> [Exercise details]
Collect every line that includes the string "ライブコマース".

Dataset rows about figures
_ _ _ _ _
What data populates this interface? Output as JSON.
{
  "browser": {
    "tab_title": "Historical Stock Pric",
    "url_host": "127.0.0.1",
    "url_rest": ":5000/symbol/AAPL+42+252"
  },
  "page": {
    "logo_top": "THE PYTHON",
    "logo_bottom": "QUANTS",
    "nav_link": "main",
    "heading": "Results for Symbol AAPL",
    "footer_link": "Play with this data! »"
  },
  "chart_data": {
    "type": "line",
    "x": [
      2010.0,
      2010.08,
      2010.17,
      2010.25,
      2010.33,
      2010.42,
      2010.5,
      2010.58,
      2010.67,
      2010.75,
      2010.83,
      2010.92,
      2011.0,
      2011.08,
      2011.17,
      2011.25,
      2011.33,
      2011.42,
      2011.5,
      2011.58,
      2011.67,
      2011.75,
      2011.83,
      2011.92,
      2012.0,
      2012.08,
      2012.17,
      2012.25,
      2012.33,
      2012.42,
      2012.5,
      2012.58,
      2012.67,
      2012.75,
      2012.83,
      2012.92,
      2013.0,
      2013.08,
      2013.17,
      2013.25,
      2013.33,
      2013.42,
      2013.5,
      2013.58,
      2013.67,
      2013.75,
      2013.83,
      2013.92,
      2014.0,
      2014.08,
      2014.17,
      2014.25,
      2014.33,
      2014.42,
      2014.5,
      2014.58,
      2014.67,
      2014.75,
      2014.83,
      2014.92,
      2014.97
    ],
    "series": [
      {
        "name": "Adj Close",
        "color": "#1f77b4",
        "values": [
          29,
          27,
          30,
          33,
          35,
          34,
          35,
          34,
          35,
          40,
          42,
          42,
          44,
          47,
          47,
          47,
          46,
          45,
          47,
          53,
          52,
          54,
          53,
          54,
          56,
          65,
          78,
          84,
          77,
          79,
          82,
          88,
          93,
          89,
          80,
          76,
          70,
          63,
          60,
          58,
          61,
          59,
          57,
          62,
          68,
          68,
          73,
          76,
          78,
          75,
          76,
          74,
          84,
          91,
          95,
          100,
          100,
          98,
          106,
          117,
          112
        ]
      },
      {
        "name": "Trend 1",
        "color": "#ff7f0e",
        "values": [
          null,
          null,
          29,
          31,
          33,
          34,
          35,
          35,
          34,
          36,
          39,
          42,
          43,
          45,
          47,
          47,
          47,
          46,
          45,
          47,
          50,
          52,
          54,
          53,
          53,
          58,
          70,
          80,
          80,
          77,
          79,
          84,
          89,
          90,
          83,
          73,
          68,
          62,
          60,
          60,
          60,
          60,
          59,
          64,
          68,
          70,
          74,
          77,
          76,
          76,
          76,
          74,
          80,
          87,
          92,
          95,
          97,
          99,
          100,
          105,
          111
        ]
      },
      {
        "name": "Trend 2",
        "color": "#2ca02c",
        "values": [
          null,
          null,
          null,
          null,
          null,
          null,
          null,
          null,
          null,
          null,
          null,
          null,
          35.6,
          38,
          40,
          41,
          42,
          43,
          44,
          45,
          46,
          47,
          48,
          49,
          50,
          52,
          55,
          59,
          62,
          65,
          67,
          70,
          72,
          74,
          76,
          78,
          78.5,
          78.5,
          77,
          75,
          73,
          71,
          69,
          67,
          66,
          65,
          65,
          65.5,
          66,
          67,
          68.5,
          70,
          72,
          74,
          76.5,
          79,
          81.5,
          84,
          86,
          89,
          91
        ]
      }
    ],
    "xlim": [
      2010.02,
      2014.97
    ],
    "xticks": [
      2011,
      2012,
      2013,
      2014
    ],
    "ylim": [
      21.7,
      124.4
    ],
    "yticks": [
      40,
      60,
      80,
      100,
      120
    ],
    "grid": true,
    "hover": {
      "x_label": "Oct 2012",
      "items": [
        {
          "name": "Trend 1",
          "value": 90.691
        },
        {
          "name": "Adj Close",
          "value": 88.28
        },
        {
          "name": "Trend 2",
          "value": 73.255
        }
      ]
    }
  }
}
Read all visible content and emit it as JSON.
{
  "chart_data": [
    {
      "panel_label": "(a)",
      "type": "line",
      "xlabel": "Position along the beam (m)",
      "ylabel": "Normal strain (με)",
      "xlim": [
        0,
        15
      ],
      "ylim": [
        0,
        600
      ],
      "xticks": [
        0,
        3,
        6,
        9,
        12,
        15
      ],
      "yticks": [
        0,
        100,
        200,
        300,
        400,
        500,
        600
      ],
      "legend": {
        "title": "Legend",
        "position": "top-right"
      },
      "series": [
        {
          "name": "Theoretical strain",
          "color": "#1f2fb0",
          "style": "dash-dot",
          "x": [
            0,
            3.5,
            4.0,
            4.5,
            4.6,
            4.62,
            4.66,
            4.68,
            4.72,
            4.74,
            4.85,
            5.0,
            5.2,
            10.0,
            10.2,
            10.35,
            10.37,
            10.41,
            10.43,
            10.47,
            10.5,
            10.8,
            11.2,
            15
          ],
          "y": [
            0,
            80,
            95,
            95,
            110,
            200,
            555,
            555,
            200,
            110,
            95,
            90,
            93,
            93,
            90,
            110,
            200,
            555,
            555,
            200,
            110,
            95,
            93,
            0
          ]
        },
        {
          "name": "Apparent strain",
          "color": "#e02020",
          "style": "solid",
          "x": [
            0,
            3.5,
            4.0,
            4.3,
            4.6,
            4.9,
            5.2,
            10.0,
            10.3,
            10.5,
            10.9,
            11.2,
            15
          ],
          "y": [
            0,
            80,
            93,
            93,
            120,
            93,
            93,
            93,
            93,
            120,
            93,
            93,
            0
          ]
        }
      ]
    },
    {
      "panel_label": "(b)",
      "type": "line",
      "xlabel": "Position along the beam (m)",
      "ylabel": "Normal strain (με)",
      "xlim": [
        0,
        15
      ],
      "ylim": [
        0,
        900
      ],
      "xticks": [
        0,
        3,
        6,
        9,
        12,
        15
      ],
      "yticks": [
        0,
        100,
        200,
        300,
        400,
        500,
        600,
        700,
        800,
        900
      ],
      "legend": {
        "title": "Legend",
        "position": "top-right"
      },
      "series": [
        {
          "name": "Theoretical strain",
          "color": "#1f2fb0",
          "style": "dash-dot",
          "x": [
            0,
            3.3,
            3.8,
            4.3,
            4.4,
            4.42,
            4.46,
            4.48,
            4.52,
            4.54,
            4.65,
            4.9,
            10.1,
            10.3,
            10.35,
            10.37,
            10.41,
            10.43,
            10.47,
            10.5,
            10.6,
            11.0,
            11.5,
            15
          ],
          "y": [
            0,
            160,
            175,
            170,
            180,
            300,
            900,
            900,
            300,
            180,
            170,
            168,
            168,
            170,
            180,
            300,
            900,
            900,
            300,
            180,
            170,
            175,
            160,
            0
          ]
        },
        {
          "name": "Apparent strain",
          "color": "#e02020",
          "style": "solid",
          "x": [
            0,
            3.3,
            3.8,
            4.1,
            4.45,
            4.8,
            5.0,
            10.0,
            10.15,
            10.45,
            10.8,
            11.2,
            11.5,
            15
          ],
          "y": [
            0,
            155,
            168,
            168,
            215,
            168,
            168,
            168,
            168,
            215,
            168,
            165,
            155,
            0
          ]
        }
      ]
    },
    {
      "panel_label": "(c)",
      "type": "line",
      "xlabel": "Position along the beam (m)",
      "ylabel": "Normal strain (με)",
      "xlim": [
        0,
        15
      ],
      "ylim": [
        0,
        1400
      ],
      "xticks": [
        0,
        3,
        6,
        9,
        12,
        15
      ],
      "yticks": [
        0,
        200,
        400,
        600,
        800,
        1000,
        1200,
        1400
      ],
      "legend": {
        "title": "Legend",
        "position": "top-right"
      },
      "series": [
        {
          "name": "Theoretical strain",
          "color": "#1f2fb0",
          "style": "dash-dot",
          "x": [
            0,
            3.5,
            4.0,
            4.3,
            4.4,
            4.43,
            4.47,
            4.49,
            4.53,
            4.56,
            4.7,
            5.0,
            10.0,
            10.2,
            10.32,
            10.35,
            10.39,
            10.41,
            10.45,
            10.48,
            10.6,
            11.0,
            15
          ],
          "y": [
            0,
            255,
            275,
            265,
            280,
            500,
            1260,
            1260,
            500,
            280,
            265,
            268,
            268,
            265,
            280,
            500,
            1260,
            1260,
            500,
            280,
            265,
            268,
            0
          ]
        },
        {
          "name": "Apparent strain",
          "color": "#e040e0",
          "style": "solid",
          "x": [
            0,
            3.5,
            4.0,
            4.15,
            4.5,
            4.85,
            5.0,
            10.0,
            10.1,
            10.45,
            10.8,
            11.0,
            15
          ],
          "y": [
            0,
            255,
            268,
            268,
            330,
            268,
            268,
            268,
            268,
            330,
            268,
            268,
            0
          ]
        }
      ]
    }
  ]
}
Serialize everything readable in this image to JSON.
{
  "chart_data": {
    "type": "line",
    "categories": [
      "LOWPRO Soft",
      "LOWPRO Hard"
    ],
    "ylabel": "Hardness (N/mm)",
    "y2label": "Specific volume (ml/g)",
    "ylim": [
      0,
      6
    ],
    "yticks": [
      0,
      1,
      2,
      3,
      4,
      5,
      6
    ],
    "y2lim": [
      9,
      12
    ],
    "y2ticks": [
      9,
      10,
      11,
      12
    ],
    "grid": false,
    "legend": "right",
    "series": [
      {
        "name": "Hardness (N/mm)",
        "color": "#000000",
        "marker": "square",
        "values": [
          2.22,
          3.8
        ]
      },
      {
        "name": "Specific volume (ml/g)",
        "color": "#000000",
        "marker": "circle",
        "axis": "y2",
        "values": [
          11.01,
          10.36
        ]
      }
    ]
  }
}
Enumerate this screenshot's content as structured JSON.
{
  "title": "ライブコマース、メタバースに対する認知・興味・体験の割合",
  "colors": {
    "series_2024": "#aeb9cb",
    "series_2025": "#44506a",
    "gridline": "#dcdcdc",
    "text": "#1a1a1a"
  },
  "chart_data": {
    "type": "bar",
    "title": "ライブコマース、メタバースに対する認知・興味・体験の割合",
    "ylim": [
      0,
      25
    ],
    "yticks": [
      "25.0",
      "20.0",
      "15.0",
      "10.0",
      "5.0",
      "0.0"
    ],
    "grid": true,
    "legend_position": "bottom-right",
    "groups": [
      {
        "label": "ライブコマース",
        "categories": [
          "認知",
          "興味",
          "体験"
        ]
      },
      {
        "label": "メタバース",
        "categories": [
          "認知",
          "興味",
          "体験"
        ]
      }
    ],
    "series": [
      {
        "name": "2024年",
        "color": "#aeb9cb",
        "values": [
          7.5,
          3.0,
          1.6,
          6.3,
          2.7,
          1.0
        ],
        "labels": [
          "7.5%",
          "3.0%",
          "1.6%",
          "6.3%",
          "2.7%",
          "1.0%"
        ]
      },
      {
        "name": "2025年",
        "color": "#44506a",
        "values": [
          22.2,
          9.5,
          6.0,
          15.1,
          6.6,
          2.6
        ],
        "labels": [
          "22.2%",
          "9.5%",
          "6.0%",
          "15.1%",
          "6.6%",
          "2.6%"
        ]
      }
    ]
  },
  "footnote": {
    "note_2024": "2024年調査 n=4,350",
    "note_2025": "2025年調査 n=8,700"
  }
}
_ _ _ _ _
> [Correct response]
  "title": "ライブコマース、メタバースに対する認知・興味・体験の割合",
    "title": "ライブコマース、メタバースに対する認知・興味・体験の割合",
        "label": "ライブコマース",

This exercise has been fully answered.